[start]

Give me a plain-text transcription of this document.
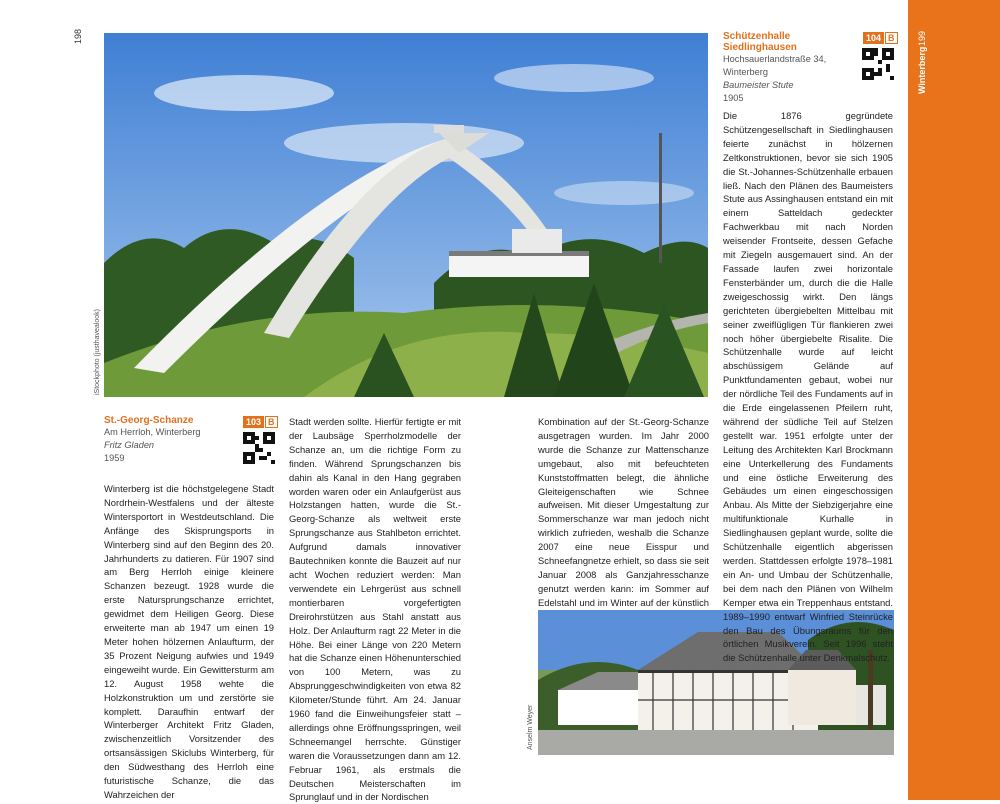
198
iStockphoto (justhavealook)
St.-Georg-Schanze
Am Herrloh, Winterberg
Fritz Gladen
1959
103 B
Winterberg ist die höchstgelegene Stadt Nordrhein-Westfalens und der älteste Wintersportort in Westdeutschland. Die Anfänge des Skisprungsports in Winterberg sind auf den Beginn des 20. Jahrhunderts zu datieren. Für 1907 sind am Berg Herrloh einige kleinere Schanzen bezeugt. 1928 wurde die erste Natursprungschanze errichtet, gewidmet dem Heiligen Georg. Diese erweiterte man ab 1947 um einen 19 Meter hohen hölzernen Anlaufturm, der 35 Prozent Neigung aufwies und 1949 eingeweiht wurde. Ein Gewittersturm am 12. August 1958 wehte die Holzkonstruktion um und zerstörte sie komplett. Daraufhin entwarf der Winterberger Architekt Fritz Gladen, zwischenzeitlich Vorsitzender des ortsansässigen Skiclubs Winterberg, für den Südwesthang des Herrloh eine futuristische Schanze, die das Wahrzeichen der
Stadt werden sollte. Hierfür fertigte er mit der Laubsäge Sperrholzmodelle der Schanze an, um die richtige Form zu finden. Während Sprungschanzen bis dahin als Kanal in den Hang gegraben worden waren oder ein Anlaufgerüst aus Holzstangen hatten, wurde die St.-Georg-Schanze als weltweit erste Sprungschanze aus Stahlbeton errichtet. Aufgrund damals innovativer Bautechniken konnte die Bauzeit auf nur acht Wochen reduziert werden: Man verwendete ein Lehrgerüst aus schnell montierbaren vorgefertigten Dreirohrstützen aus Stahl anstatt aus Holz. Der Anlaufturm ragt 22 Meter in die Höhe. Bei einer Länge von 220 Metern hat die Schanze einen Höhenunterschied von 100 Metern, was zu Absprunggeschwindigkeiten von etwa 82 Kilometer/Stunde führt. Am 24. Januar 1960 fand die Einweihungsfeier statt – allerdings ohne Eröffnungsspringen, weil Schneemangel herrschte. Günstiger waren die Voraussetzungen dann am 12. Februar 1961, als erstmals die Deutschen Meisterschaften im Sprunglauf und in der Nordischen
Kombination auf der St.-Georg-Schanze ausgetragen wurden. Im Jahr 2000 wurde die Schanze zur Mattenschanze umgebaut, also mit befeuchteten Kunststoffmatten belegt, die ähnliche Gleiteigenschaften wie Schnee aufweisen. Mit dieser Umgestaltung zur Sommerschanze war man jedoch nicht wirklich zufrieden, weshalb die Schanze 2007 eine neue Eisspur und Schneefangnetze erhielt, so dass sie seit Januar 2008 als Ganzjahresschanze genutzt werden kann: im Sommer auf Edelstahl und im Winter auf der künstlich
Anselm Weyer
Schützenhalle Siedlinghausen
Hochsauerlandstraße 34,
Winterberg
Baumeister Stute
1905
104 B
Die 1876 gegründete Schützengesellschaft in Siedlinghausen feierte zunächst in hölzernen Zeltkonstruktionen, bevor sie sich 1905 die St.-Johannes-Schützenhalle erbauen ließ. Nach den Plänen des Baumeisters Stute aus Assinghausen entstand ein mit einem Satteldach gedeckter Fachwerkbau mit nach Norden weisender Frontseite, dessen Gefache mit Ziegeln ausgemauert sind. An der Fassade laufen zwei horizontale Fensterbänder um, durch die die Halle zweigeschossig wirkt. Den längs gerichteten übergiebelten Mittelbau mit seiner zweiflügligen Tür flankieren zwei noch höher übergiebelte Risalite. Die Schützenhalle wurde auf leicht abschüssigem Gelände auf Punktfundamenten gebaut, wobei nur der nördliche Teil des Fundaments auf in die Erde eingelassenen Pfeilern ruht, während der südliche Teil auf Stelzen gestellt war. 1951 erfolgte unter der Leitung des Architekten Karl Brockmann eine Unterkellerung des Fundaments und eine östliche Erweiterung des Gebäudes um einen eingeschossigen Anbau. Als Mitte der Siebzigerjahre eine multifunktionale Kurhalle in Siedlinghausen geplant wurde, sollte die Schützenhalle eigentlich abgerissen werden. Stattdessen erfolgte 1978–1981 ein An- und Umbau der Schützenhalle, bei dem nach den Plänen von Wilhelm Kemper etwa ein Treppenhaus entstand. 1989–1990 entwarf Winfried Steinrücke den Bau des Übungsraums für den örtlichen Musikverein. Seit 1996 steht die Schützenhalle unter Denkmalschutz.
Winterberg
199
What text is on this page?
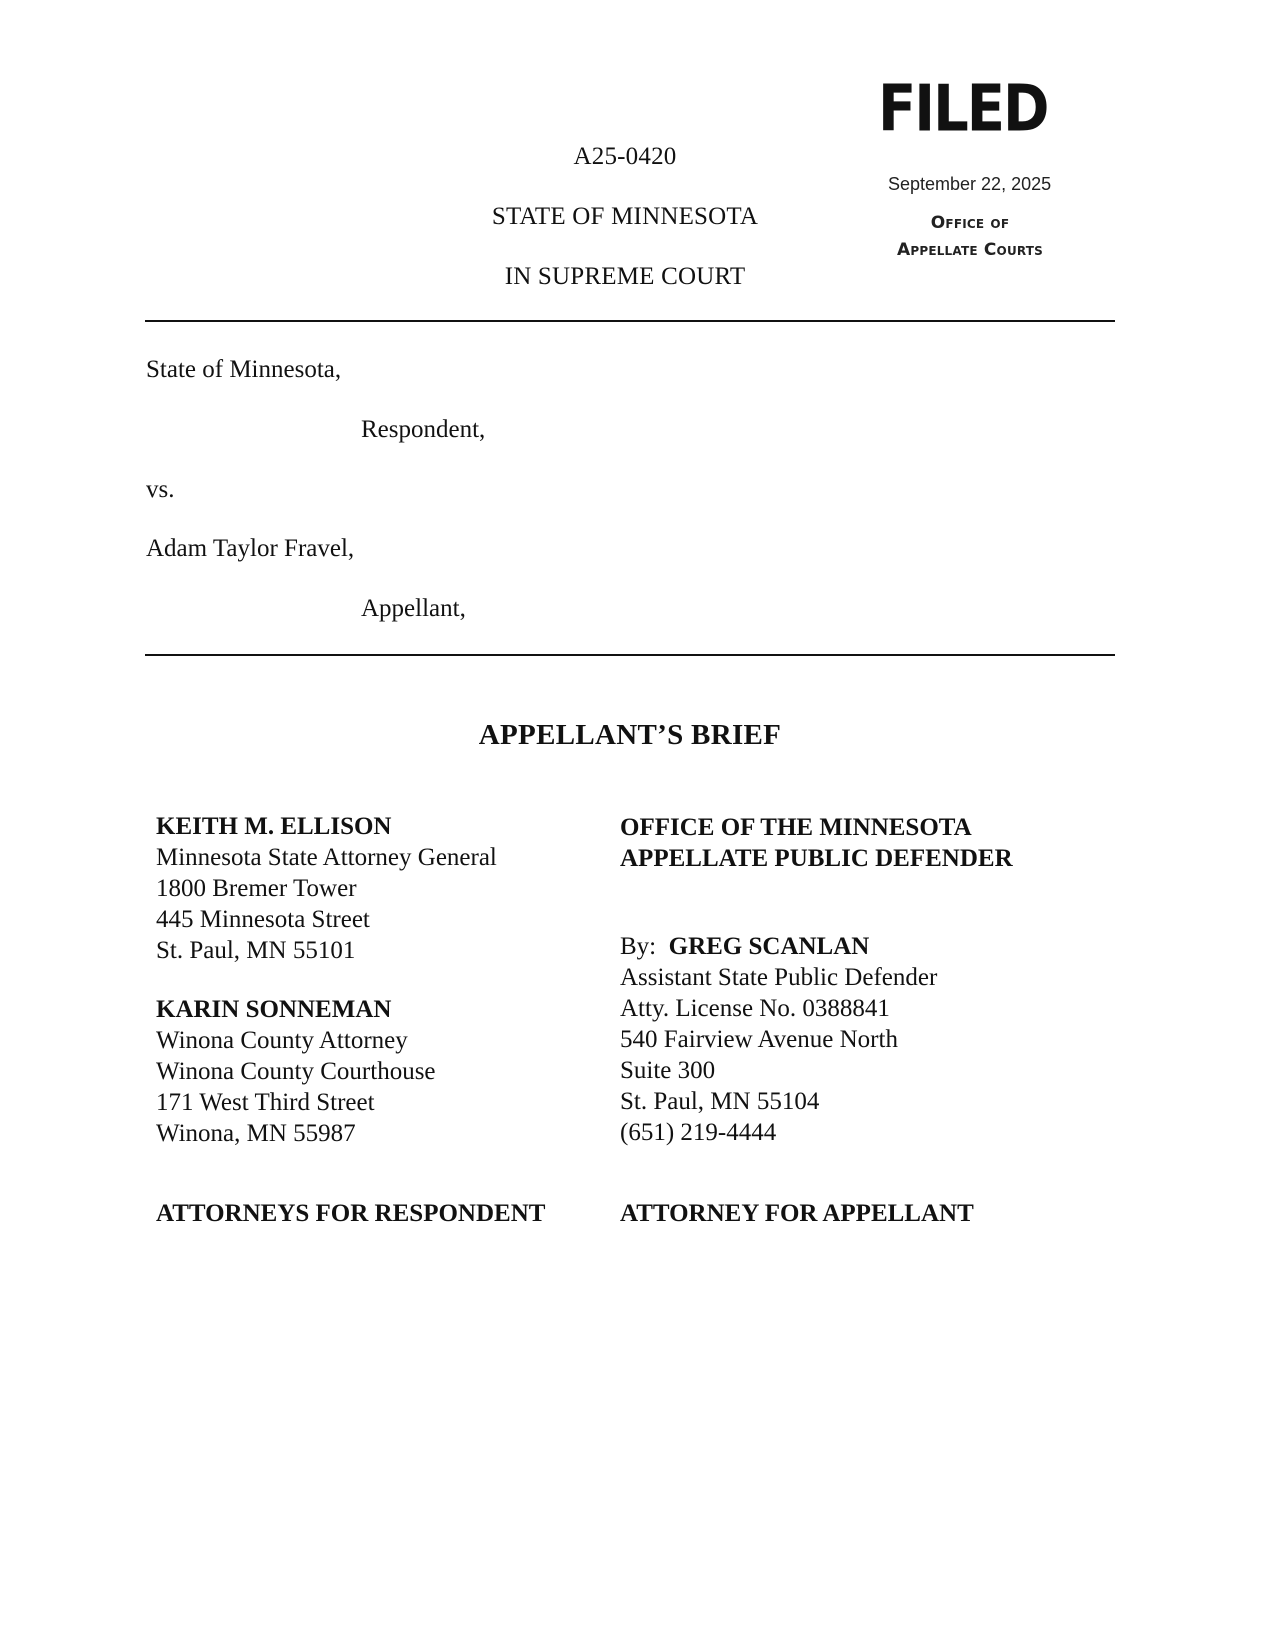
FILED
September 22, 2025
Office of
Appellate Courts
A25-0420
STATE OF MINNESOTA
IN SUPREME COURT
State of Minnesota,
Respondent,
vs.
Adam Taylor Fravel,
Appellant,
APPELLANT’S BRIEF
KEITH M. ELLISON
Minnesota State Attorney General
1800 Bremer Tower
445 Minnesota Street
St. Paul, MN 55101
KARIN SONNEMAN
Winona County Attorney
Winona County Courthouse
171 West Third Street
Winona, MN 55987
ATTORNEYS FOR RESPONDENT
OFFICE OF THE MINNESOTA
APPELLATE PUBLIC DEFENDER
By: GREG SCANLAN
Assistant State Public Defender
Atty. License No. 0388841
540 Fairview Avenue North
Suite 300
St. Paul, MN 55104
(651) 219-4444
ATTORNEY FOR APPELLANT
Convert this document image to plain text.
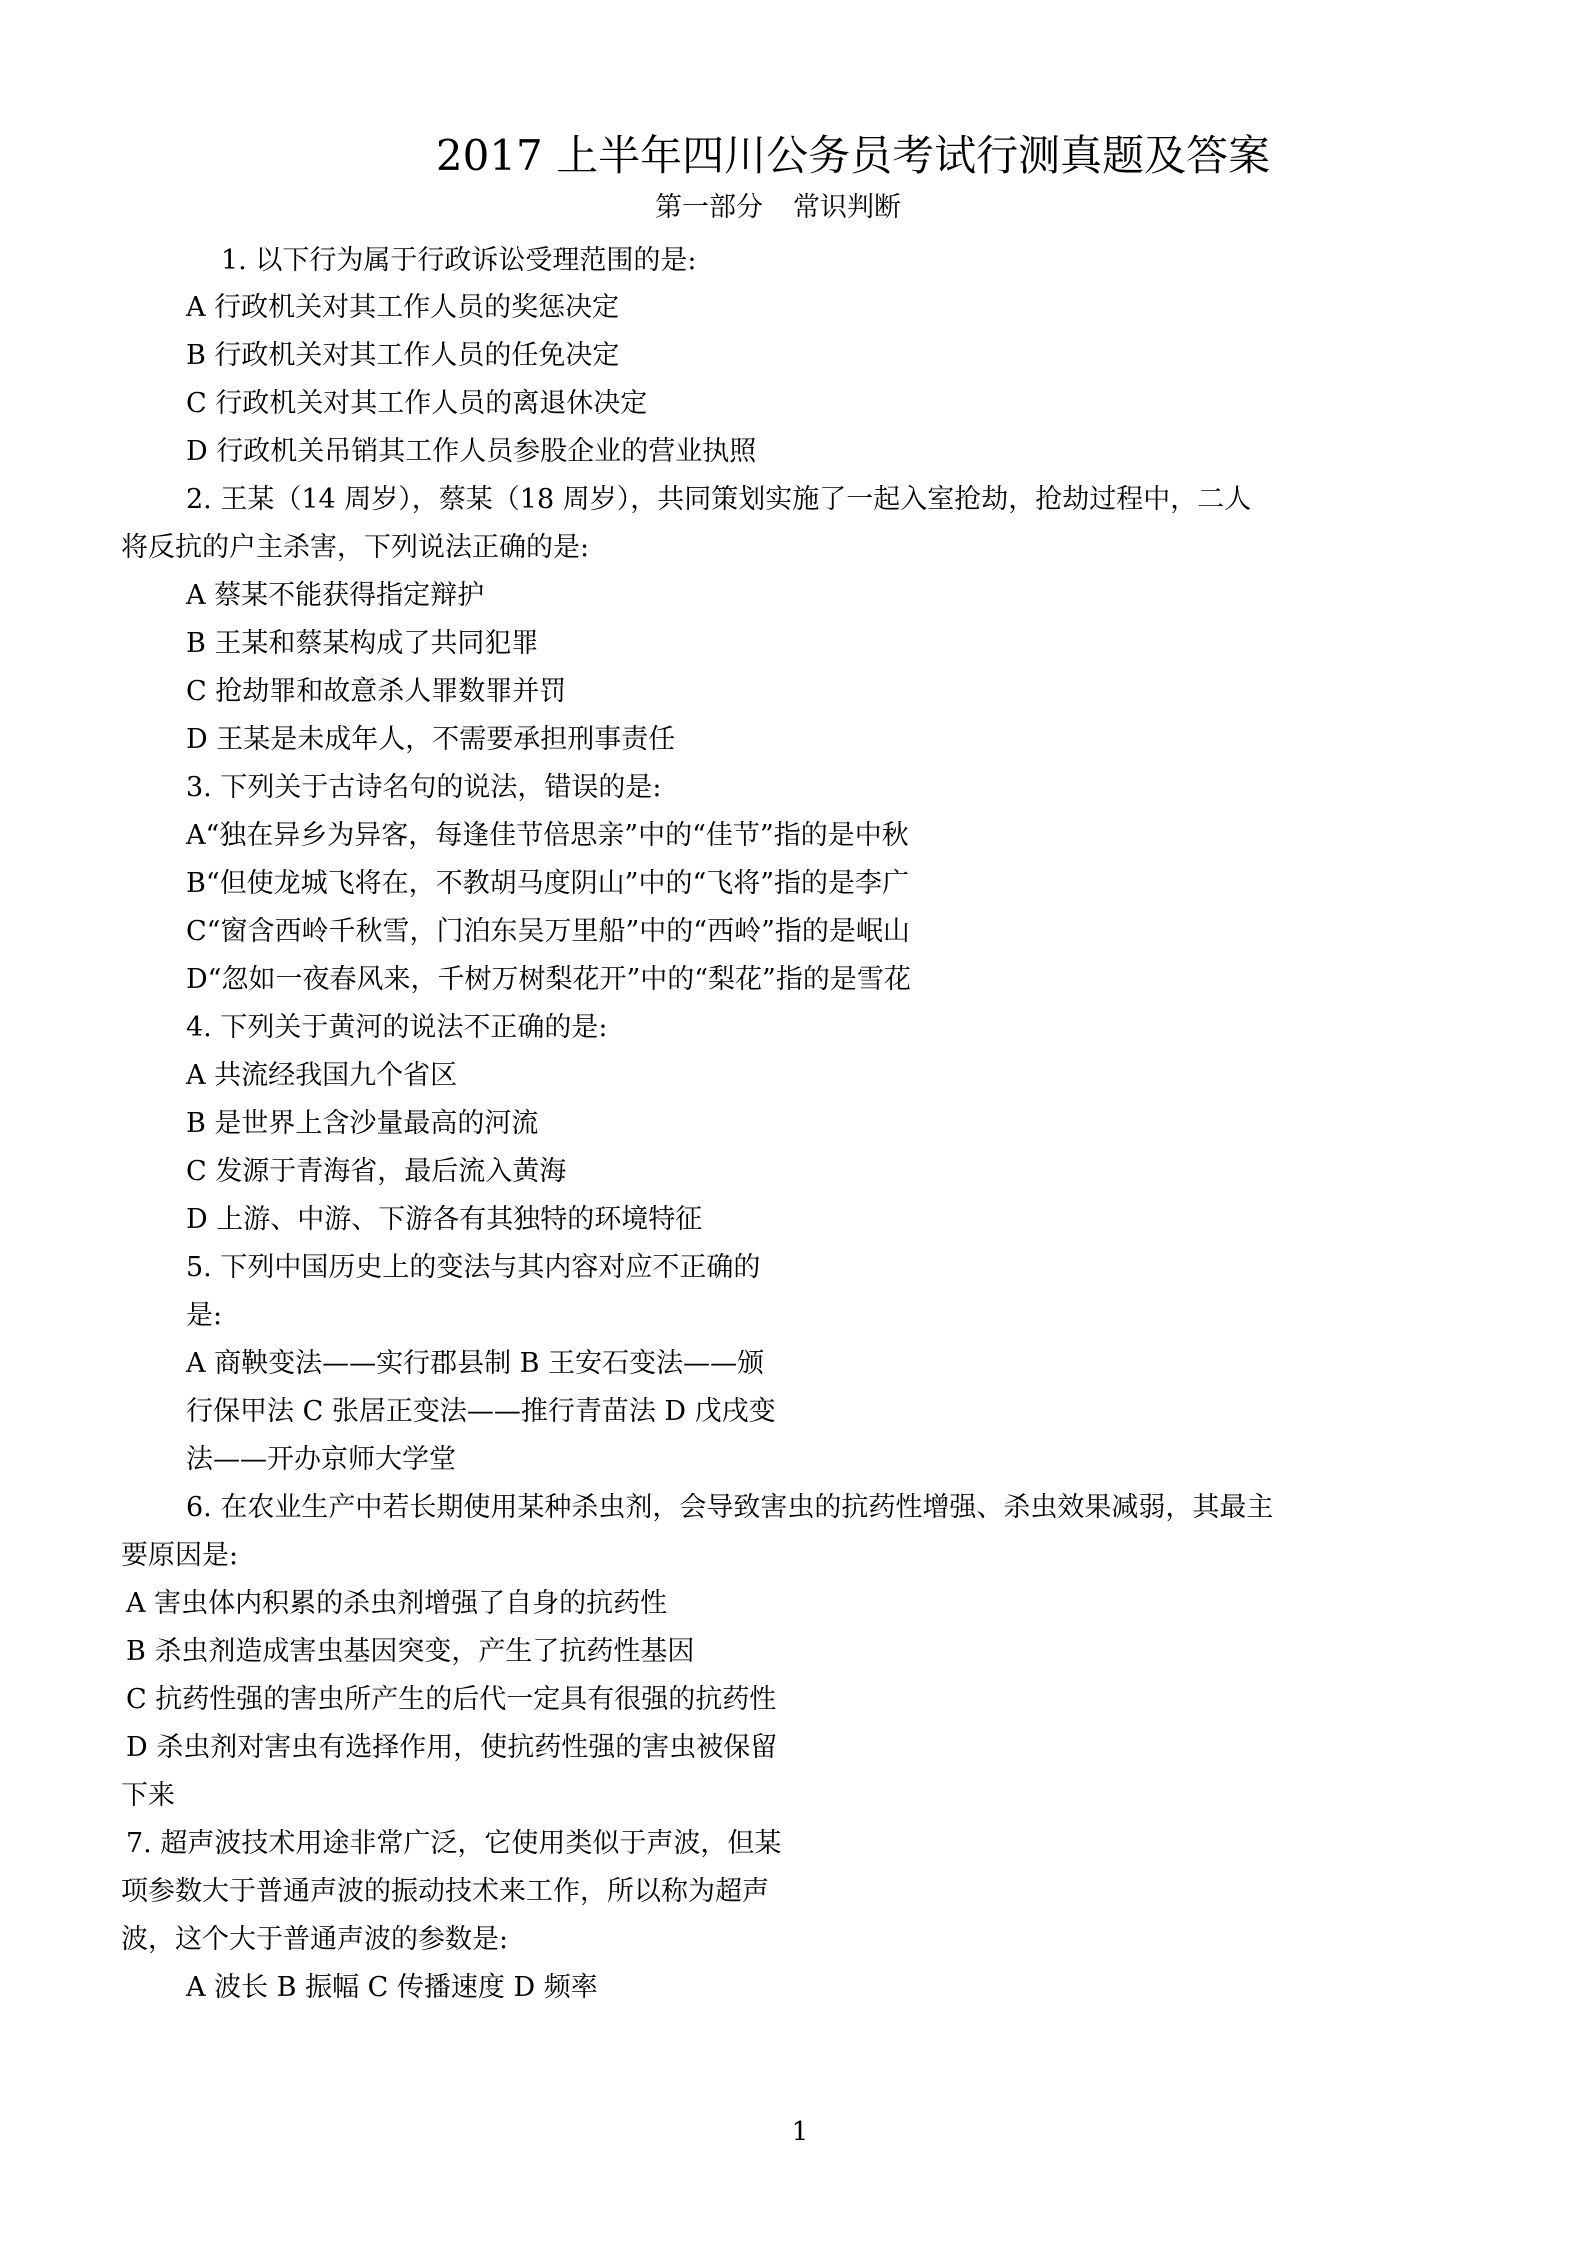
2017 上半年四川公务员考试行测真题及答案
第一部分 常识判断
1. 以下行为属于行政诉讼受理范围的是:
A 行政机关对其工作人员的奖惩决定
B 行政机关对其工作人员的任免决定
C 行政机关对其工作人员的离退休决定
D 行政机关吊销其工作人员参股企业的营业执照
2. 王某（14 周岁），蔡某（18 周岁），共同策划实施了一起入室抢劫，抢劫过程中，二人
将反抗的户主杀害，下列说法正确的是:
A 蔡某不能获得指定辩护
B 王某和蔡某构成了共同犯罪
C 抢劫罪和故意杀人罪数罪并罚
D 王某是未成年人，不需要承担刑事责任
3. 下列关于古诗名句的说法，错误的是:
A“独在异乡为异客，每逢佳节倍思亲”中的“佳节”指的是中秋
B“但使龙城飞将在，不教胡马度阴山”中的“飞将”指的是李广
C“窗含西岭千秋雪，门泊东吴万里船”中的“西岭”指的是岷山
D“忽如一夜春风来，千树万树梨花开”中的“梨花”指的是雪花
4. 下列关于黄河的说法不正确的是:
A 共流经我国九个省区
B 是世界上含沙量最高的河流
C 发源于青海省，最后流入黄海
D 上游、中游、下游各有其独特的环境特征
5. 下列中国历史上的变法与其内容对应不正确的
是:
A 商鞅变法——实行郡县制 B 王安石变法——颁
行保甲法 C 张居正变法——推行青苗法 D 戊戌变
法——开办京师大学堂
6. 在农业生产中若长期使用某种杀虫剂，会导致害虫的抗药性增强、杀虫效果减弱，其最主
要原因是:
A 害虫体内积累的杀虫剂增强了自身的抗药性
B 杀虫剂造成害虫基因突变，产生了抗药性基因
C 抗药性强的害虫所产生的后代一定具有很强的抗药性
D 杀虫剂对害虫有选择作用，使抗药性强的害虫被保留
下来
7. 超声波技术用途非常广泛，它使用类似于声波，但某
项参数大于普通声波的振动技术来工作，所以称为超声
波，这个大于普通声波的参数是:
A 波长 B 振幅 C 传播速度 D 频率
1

[end]

_WHAT YOU NEED TO DO:_ Using the listing above, show every line that includes the string "document".

_EXERCISE OUTPUT:_
Give me a plain-text transcription of this document.
Convert this document image to plain text.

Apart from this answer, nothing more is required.